Stored records:
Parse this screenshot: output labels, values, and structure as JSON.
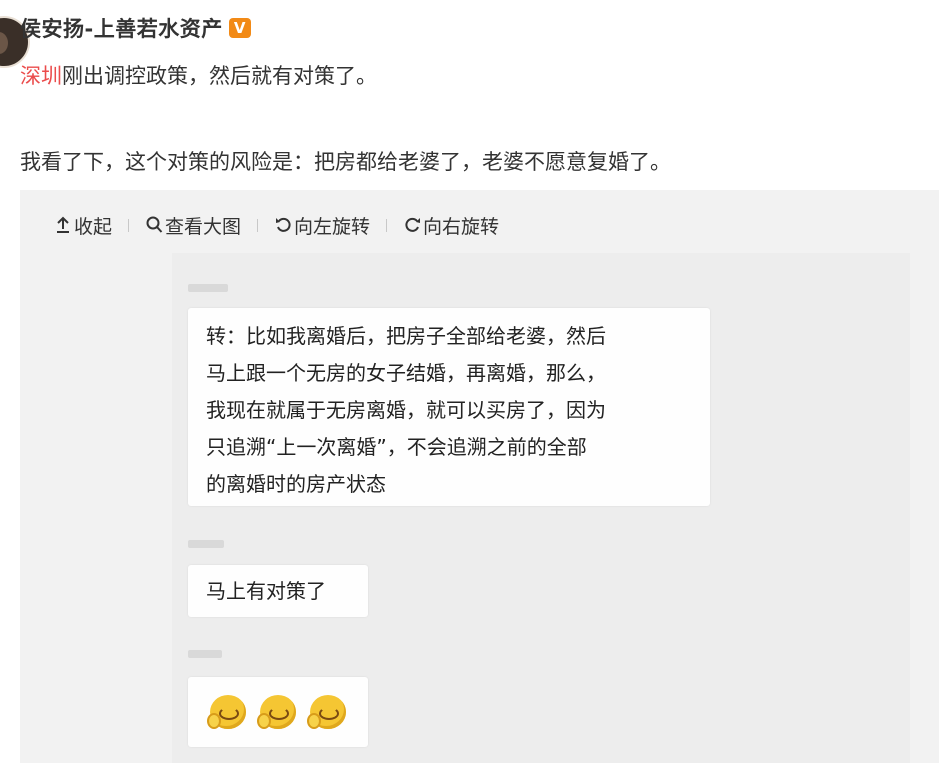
{
  "post": {
    "username": "侯安扬-上善若水资产",
    "verified_badge": "V",
    "line1_topic": "深圳",
    "line1_rest": "刚出调控政策，然后就有对策了。",
    "line2": "我看了下，这个对策的风险是：把房都给老婆了，老婆不愿意复婚了。"
  },
  "toolbar": {
    "collapse": "收起",
    "view_large": "查看大图",
    "rotate_left": "向左旋转",
    "rotate_right": "向右旋转"
  },
  "chat": {
    "message1": [
      "转：比如我离婚后，把房子全部给老婆，然后",
      "马上跟一个无房的女子结婚，再离婚，那么，",
      "我现在就属于无房离婚，就可以买房了，因为",
      "只追溯“上一次离婚”，不会追溯之前的全部",
      "的离婚时的房产状态"
    ],
    "message2": "马上有对策了",
    "message3_emoji": "grimace-emoji"
  },
  "colors": {
    "topic": "#eb4c4c",
    "badge": "#f28a16",
    "media_bg": "#f2f2f2"
  }
}
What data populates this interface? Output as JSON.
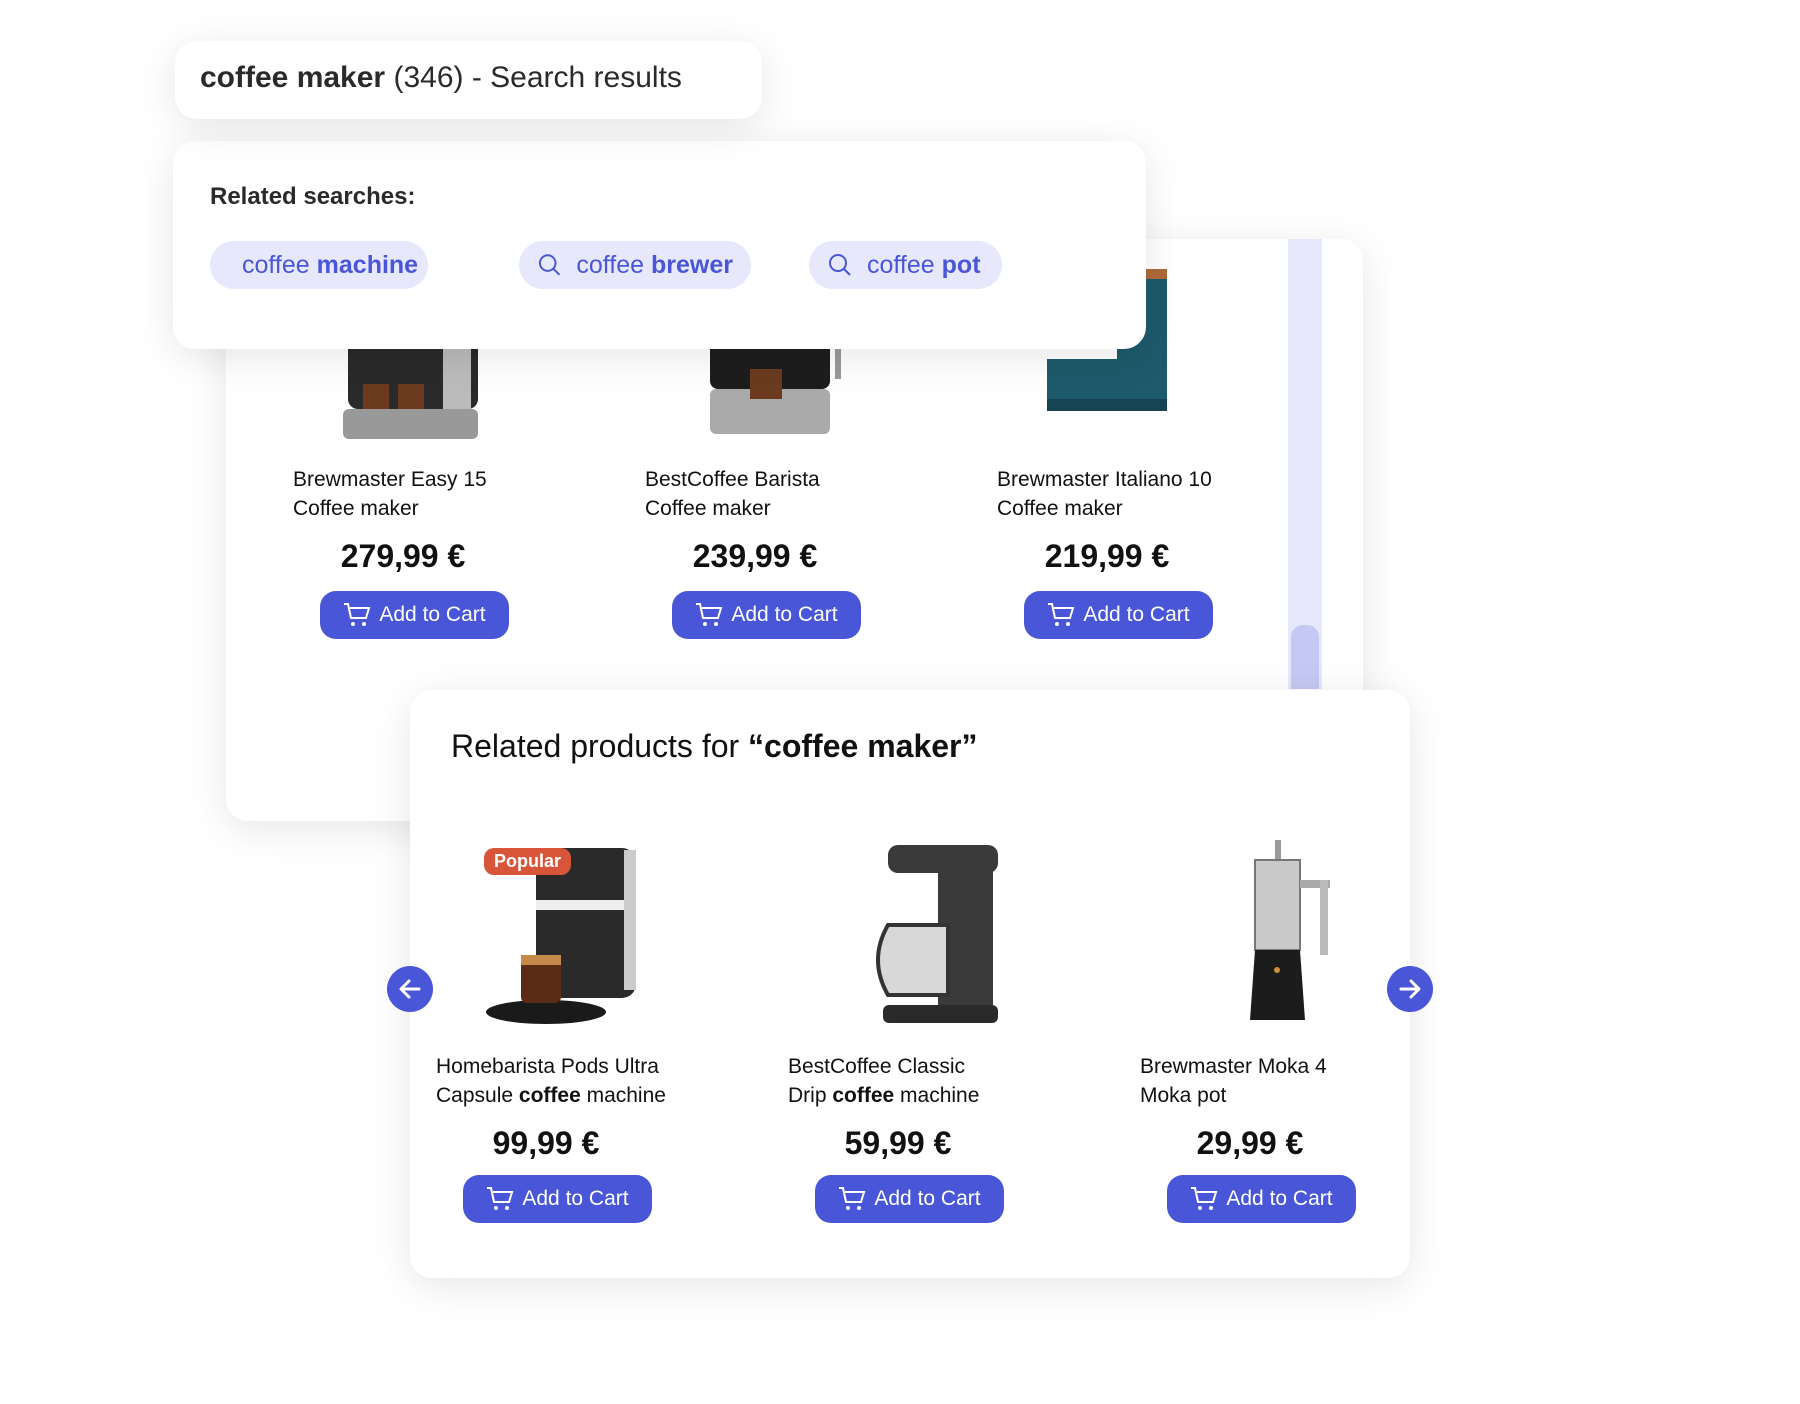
{
  "header": {
    "query": "coffee maker",
    "count": "(346)",
    "suffix": "- Search results"
  },
  "related_searches": {
    "heading": "Related searches:",
    "items": [
      {
        "prefix": "coffee",
        "bold": "machine",
        "icon": "search-icon"
      },
      {
        "prefix": "coffee",
        "bold": "brewer",
        "icon": "search-icon"
      },
      {
        "prefix": "coffee",
        "bold": "pot",
        "icon": "search-icon"
      }
    ]
  },
  "results": [
    {
      "line1": "Brewmaster Easy 15",
      "line2_pre": "Coffee maker",
      "line2_bold": "",
      "line2_post": "",
      "price": "279,99 €",
      "button": "Add to Cart"
    },
    {
      "line1": "BestCoffee Barista",
      "line2_pre": "Coffee maker",
      "line2_bold": "",
      "line2_post": "",
      "price": "239,99 €",
      "button": "Add to Cart"
    },
    {
      "line1": "Brewmaster Italiano 10",
      "line2_pre": "Coffee maker",
      "line2_bold": "",
      "line2_post": "",
      "price": "219,99 €",
      "button": "Add to Cart"
    }
  ],
  "related_products": {
    "heading_pre": "Related products for ",
    "heading_bold": "“coffee maker”",
    "items": [
      {
        "badge": "Popular",
        "line1": "Homebarista Pods Ultra",
        "line2_pre": "Capsule ",
        "line2_bold": "coffee",
        "line2_post": " machine",
        "price": "99,99 €",
        "button": "Add to Cart"
      },
      {
        "line1": "BestCoffee Classic",
        "line2_pre": "Drip ",
        "line2_bold": "coffee",
        "line2_post": " machine",
        "price": "59,99 €",
        "button": "Add to Cart"
      },
      {
        "line1": "Brewmaster Moka 4",
        "line2_pre": "Moka pot",
        "line2_bold": "",
        "line2_post": "",
        "price": "29,99 €",
        "button": "Add to Cart"
      }
    ]
  },
  "colors": {
    "accent": "#4a56d8",
    "chip_bg": "#e7e8fb",
    "badge": "#d9553a"
  }
}
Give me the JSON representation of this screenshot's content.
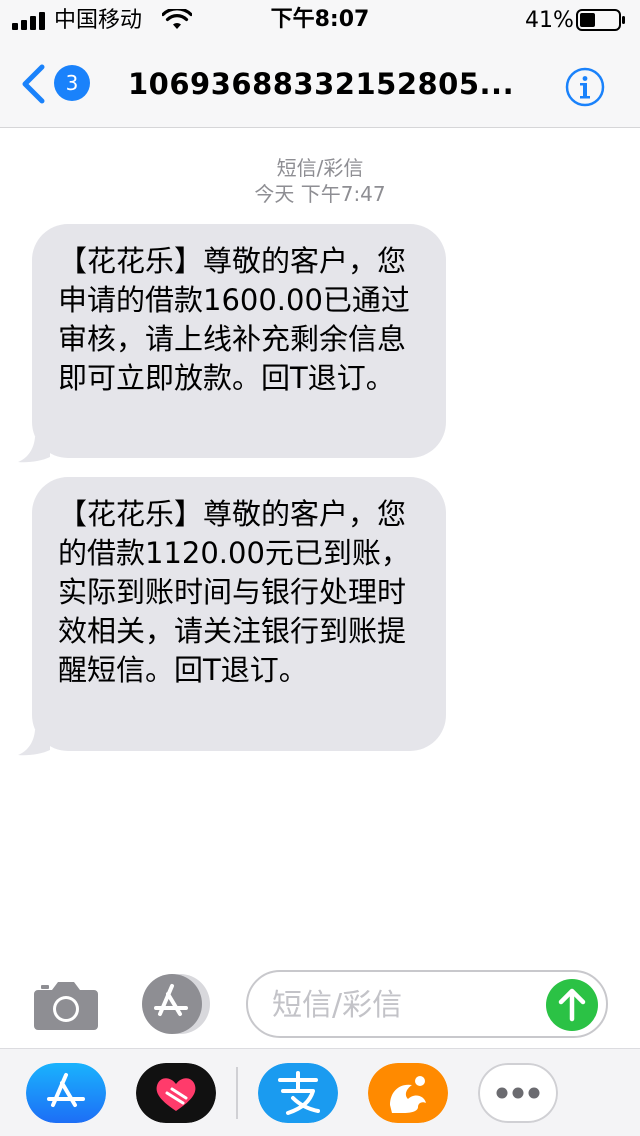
{
  "status_bar": {
    "carrier": "中国移动",
    "time": "下午8:07",
    "battery_percent": "41%",
    "battery_level": 0.41,
    "icons": [
      "signal-icon",
      "wifi-icon",
      "battery-icon"
    ]
  },
  "nav": {
    "back_badge": "3",
    "title": "106936883321528​05...",
    "icons": [
      "chevron-left-icon",
      "info-icon"
    ]
  },
  "conversation": {
    "message_type": "短信/彩信",
    "timestamp": "今天 下午7:47",
    "messages": [
      {
        "text": "【花花乐】尊敬的客户，您申请的借款1600.00已通过审核，请上线补充剩余信息即可立即放款。回T退订。"
      },
      {
        "text": "【花花乐】尊敬的客户，您的借款1120.00元已到账，实际到账时间与银行处理时效相关，请关注银行到账提醒短信。回T退订。"
      }
    ]
  },
  "input_bar": {
    "placeholder": "短信/彩信",
    "value": "",
    "icons": [
      "camera-icon",
      "app-store-icon",
      "send-arrow-icon"
    ]
  },
  "app_drawer": {
    "apps": [
      "app-store-icon",
      "digital-touch-icon",
      "alipay-icon",
      "uc-browser-icon",
      "more-icon"
    ]
  },
  "colors": {
    "accent": "#1a82fb",
    "bubble": "#e5e5ea",
    "send": "#2bc245",
    "meta_text": "#8e8e93"
  }
}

Exercise: Exclude every picture and copy the remaining data exactly.

Response:
Parse this screenshot: output labels, values, and structure as JSON.
{
  "post": {
    "username": "侯安扬-上善若水资产",
    "verified_badge": "V",
    "line1_topic": "深圳",
    "line1_rest": "刚出调控政策，然后就有对策了。",
    "line2": "我看了下，这个对策的风险是：把房都给老婆了，老婆不愿意复婚了。"
  },
  "toolbar": {
    "collapse": "收起",
    "view_large": "查看大图",
    "rotate_left": "向左旋转",
    "rotate_right": "向右旋转"
  },
  "chat": {
    "message1": [
      "转：比如我离婚后，把房子全部给老婆，然后",
      "马上跟一个无房的女子结婚，再离婚，那么，",
      "我现在就属于无房离婚，就可以买房了，因为",
      "只追溯“上一次离婚”，不会追溯之前的全部",
      "的离婚时的房产状态"
    ],
    "message2": "马上有对策了",
    "message3_emoji": "grimace-emoji"
  },
  "colors": {
    "topic": "#eb4c4c",
    "badge": "#f28a16",
    "media_bg": "#f2f2f2"
  }
}
What data populates this interface? Output as JSON.
{
  "header": {
    "query": "coffee maker",
    "count": "(346)",
    "suffix": "- Search results"
  },
  "related_searches": {
    "heading": "Related searches:",
    "items": [
      {
        "prefix": "coffee",
        "bold": "machine",
        "icon": "search-icon"
      },
      {
        "prefix": "coffee",
        "bold": "brewer",
        "icon": "search-icon"
      },
      {
        "prefix": "coffee",
        "bold": "pot",
        "icon": "search-icon"
      }
    ]
  },
  "results": [
    {
      "line1": "Brewmaster Easy 15",
      "line2_pre": "Coffee maker",
      "line2_bold": "",
      "line2_post": "",
      "price": "279,99 €",
      "button": "Add to Cart"
    },
    {
      "line1": "BestCoffee Barista",
      "line2_pre": "Coffee maker",
      "line2_bold": "",
      "line2_post": "",
      "price": "239,99 €",
      "button": "Add to Cart"
    },
    {
      "line1": "Brewmaster Italiano 10",
      "line2_pre": "Coffee maker",
      "line2_bold": "",
      "line2_post": "",
      "price": "219,99 €",
      "button": "Add to Cart"
    }
  ],
  "related_products": {
    "heading_pre": "Related products for ",
    "heading_bold": "“coffee maker”",
    "items": [
      {
        "badge": "Popular",
        "line1": "Homebarista Pods Ultra",
        "line2_pre": "Capsule ",
        "line2_bold": "coffee",
        "line2_post": " machine",
        "price": "99,99 €",
        "button": "Add to Cart"
      },
      {
        "line1": "BestCoffee Classic",
        "line2_pre": "Drip ",
        "line2_bold": "coffee",
        "line2_post": " machine",
        "price": "59,99 €",
        "button": "Add to Cart"
      },
      {
        "line1": "Brewmaster Moka 4",
        "line2_pre": "Moka pot",
        "line2_bold": "",
        "line2_post": "",
        "price": "29,99 €",
        "button": "Add to Cart"
      }
    ]
  },
  "colors": {
    "accent": "#4a56d8",
    "chip_bg": "#e7e8fb",
    "badge": "#d9553a"
  }
}
Give me the JSON representation of this screenshot's content.
{
  "status_bar": {
    "carrier": "中国移动",
    "time": "下午8:07",
    "battery_percent": "41%",
    "battery_level": 0.41,
    "icons": [
      "signal-icon",
      "wifi-icon",
      "battery-icon"
    ]
  },
  "nav": {
    "back_badge": "3",
    "title": "106936883321528​05...",
    "icons": [
      "chevron-left-icon",
      "info-icon"
    ]
  },
  "conversation": {
    "message_type": "短信/彩信",
    "timestamp": "今天 下午7:47",
    "messages": [
      {
        "text": "【花花乐】尊敬的客户，您申请的借款1600.00已通过审核，请上线补充剩余信息即可立即放款。回T退订。"
      },
      {
        "text": "【花花乐】尊敬的客户，您的借款1120.00元已到账，实际到账时间与银行处理时效相关，请关注银行到账提醒短信。回T退订。"
      }
    ]
  },
  "input_bar": {
    "placeholder": "短信/彩信",
    "value": "",
    "icons": [
      "camera-icon",
      "app-store-icon",
      "send-arrow-icon"
    ]
  },
  "app_drawer": {
    "apps": [
      "app-store-icon",
      "digital-touch-icon",
      "alipay-icon",
      "uc-browser-icon",
      "more-icon"
    ]
  },
  "colors": {
    "accent": "#1a82fb",
    "bubble": "#e5e5ea",
    "send": "#2bc245",
    "meta_text": "#8e8e93"
  }
}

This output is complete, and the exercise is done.